> [Written problem]
Copy out all lines that hold "Flux".
---
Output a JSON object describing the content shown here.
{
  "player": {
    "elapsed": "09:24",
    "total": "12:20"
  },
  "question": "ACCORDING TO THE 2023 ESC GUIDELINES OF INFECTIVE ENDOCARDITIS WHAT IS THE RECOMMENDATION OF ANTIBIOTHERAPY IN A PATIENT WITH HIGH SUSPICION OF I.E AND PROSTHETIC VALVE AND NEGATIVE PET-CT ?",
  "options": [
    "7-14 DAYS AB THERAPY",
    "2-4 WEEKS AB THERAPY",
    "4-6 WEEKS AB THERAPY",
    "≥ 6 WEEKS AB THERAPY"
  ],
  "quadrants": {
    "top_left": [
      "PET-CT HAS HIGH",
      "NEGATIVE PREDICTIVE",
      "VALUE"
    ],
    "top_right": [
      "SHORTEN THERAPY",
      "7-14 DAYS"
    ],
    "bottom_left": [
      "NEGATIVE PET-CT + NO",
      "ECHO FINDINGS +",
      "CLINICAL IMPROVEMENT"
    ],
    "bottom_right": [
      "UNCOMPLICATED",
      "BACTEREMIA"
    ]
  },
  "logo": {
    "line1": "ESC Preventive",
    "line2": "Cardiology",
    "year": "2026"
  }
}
---
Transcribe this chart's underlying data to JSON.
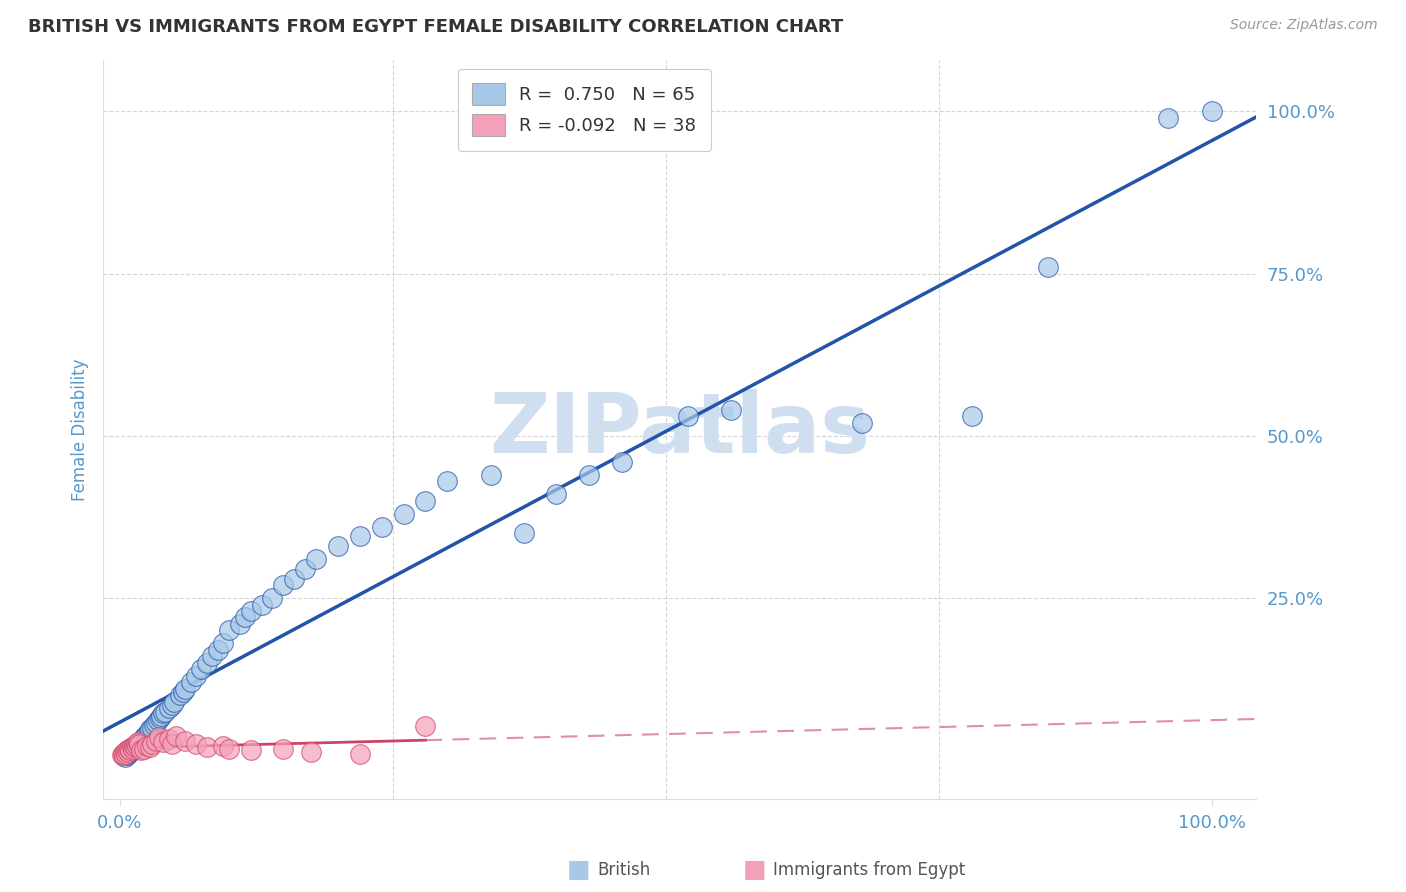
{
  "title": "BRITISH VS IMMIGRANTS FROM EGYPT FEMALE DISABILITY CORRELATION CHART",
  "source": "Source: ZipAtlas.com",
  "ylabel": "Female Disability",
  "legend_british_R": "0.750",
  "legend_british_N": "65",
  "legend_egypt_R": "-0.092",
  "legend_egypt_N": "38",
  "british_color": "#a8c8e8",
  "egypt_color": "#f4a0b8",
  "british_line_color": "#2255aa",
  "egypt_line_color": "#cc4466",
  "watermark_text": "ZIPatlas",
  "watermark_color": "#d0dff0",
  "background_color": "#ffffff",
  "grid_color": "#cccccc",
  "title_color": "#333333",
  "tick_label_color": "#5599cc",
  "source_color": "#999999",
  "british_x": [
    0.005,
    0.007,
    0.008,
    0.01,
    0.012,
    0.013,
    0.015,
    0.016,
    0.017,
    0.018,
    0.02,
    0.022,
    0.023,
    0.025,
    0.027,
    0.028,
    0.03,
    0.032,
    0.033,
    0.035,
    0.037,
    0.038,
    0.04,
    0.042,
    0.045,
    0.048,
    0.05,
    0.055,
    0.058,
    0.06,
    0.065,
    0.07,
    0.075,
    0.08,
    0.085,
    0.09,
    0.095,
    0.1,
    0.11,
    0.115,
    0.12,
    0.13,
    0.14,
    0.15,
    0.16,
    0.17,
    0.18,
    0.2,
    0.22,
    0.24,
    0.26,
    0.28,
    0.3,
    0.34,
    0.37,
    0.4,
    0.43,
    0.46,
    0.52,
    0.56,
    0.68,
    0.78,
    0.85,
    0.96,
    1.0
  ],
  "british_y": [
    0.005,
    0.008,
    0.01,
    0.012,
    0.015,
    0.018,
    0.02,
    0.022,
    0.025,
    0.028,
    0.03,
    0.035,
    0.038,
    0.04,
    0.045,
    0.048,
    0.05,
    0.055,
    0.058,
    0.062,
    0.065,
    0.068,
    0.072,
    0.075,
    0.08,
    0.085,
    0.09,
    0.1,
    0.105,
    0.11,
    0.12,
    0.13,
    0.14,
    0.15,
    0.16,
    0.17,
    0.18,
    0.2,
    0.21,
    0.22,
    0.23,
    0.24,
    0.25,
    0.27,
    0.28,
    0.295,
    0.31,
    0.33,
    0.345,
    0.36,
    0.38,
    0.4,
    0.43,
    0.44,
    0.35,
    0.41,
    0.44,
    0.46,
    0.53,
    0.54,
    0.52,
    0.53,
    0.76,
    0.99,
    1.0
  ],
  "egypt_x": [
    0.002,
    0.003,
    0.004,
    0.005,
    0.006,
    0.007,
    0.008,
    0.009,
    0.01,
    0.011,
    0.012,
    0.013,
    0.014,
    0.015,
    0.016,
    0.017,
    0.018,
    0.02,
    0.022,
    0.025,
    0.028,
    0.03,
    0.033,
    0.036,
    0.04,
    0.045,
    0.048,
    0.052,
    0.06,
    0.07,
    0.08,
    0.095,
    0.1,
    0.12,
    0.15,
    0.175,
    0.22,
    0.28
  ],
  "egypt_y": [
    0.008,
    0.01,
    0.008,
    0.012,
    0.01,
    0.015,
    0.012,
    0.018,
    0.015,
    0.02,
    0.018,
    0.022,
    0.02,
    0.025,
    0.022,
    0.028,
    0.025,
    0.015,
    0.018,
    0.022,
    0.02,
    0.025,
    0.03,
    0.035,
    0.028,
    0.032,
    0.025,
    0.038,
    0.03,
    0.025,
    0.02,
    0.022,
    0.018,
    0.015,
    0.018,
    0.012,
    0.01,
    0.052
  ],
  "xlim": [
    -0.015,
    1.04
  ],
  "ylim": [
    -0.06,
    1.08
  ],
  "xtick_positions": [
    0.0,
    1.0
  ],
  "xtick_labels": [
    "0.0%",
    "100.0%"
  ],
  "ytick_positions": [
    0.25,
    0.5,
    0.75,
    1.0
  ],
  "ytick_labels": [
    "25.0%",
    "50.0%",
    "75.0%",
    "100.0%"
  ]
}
---
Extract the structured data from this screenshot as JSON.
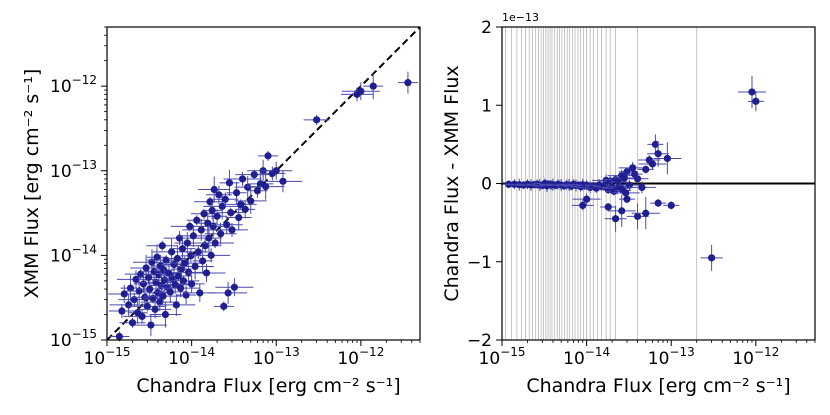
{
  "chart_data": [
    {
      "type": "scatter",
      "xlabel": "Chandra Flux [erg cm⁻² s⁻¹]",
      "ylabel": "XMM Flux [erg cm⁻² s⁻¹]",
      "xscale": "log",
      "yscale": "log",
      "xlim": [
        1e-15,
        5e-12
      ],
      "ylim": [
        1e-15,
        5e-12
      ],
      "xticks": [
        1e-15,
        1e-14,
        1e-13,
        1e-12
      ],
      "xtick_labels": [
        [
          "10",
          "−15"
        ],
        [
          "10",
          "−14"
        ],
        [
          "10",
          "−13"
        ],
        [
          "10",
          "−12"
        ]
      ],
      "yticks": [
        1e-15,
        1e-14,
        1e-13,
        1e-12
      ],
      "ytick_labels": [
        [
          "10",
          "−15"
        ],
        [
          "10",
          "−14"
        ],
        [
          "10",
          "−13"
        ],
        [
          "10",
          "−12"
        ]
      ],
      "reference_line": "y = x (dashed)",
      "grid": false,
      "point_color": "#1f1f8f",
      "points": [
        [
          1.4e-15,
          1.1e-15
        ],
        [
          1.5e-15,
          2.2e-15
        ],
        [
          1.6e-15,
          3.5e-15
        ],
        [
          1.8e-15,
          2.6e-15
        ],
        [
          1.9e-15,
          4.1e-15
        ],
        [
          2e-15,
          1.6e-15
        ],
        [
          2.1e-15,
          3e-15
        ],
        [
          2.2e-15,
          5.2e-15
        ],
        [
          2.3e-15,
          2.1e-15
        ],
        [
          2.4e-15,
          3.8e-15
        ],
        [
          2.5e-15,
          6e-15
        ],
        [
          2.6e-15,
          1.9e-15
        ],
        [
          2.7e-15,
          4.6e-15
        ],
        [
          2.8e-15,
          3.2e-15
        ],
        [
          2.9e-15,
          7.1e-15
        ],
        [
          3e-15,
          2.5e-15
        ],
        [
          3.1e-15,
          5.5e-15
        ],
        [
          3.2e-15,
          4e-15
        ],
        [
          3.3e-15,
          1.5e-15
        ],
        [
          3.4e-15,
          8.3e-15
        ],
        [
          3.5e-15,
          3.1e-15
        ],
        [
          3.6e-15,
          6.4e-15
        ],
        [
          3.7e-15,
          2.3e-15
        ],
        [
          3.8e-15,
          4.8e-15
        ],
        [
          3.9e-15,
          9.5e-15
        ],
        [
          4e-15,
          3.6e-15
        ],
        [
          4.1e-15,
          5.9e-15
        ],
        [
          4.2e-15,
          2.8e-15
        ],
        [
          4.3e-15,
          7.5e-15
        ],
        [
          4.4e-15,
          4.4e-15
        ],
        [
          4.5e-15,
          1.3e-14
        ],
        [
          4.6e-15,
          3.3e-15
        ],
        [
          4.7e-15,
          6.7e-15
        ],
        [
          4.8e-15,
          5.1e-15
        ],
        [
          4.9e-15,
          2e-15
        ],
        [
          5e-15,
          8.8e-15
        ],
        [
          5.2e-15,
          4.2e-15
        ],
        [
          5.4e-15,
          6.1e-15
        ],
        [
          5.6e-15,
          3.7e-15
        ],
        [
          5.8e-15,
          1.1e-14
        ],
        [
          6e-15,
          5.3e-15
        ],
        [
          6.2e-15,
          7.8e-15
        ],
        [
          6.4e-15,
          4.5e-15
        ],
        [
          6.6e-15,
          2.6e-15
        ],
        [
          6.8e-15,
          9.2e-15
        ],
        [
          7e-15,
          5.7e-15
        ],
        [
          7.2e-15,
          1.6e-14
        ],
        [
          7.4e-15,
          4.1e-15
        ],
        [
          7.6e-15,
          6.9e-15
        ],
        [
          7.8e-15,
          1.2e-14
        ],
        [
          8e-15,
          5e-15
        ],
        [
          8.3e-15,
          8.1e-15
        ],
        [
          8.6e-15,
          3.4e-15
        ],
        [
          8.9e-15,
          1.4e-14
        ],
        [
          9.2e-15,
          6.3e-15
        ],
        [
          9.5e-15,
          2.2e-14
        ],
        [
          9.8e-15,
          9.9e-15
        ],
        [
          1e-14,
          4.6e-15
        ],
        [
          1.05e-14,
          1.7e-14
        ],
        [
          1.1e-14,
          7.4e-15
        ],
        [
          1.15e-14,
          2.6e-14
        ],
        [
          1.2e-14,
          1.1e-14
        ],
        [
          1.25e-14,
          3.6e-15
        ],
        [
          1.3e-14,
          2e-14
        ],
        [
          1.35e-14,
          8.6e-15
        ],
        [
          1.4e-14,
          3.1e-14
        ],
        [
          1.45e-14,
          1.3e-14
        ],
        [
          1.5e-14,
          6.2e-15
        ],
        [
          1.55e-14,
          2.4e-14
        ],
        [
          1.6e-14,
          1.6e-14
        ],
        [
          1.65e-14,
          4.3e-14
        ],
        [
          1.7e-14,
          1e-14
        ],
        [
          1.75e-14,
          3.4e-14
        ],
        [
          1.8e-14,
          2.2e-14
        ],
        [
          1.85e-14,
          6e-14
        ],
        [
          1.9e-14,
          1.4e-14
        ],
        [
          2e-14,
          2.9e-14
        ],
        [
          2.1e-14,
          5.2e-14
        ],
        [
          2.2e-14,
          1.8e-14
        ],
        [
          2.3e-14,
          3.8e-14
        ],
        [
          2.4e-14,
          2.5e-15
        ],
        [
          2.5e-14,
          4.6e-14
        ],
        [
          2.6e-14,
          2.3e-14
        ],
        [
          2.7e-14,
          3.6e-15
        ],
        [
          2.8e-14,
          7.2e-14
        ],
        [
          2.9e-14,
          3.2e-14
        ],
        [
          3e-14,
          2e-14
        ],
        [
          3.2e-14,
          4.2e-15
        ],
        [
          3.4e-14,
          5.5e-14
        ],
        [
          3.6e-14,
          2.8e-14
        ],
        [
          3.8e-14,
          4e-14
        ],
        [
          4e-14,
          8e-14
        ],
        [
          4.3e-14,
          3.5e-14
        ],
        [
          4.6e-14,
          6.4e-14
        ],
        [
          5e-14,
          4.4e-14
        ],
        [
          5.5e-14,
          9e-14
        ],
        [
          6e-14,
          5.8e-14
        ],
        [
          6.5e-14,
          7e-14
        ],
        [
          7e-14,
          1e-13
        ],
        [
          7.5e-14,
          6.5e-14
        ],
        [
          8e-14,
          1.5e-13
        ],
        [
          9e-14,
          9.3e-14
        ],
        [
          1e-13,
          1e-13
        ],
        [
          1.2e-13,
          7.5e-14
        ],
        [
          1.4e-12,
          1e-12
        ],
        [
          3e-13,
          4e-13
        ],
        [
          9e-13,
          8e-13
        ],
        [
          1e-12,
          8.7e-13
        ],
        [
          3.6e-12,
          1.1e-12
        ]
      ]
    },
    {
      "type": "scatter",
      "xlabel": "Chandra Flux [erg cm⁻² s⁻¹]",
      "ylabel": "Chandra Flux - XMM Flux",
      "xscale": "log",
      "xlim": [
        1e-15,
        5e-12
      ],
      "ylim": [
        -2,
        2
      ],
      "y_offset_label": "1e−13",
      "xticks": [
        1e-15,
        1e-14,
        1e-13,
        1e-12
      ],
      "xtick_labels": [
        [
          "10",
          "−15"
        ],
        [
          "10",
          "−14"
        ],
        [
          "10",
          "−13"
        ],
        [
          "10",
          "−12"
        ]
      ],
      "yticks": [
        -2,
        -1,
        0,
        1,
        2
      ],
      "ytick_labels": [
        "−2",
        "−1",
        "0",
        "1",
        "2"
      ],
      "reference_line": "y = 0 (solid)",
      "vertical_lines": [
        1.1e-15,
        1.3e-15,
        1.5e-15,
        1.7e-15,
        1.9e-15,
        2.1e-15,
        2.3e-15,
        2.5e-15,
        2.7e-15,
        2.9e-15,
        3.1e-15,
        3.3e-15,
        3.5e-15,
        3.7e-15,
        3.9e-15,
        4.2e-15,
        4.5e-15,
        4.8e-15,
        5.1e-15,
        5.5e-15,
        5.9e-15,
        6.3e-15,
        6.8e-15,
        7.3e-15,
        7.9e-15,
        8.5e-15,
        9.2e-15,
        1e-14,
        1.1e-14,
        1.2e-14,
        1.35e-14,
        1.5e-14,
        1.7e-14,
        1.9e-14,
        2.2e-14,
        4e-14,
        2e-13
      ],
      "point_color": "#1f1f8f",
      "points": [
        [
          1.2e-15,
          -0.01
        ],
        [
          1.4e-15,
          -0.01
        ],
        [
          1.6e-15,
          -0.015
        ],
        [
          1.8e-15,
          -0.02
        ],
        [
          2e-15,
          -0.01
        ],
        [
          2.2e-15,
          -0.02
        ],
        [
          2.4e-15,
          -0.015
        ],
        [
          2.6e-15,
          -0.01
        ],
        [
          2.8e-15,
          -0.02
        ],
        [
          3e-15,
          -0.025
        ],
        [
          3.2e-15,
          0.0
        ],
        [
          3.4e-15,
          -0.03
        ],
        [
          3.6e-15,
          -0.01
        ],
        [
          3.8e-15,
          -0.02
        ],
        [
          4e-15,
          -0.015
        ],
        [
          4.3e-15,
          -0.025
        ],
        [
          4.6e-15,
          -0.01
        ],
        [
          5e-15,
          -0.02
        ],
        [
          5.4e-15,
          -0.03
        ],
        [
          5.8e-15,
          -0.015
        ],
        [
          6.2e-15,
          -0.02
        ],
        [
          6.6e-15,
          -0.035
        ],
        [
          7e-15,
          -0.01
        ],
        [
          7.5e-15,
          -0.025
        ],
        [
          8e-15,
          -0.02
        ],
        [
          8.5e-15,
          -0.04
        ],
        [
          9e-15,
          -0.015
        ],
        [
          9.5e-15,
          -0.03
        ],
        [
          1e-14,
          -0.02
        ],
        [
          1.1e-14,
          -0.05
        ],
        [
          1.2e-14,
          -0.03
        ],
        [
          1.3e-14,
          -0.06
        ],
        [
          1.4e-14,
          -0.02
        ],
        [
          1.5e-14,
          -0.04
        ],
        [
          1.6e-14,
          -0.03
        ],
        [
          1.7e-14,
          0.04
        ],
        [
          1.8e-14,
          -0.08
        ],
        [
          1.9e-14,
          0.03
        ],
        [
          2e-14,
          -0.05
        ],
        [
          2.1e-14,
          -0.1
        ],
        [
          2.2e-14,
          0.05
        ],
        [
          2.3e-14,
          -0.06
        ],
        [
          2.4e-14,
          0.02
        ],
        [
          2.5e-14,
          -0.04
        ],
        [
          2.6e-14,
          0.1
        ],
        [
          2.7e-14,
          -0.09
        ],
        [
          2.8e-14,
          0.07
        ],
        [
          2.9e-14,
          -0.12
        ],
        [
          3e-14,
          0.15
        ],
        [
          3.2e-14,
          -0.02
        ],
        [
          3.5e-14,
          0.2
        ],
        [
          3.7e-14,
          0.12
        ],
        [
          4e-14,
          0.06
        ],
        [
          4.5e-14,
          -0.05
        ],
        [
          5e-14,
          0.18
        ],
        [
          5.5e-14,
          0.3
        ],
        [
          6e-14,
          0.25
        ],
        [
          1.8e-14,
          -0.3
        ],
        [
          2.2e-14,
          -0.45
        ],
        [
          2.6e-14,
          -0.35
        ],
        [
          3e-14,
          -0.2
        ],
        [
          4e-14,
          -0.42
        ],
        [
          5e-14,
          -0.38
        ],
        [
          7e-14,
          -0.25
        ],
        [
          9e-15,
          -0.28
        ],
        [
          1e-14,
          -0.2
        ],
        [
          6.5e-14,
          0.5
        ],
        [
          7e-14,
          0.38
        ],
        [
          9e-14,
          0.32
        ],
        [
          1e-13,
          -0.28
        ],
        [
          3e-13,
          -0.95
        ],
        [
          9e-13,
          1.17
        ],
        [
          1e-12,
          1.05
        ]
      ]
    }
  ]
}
---
> [Written solution]
      "xlabel": "Chandra Flux [erg cm⁻² s⁻¹]",
      "ylabel": "XMM Flux [erg cm⁻² s⁻¹]",
      "xlabel": "Chandra Flux [erg cm⁻² s⁻¹]",
      "ylabel": "Chandra Flux - XMM Flux",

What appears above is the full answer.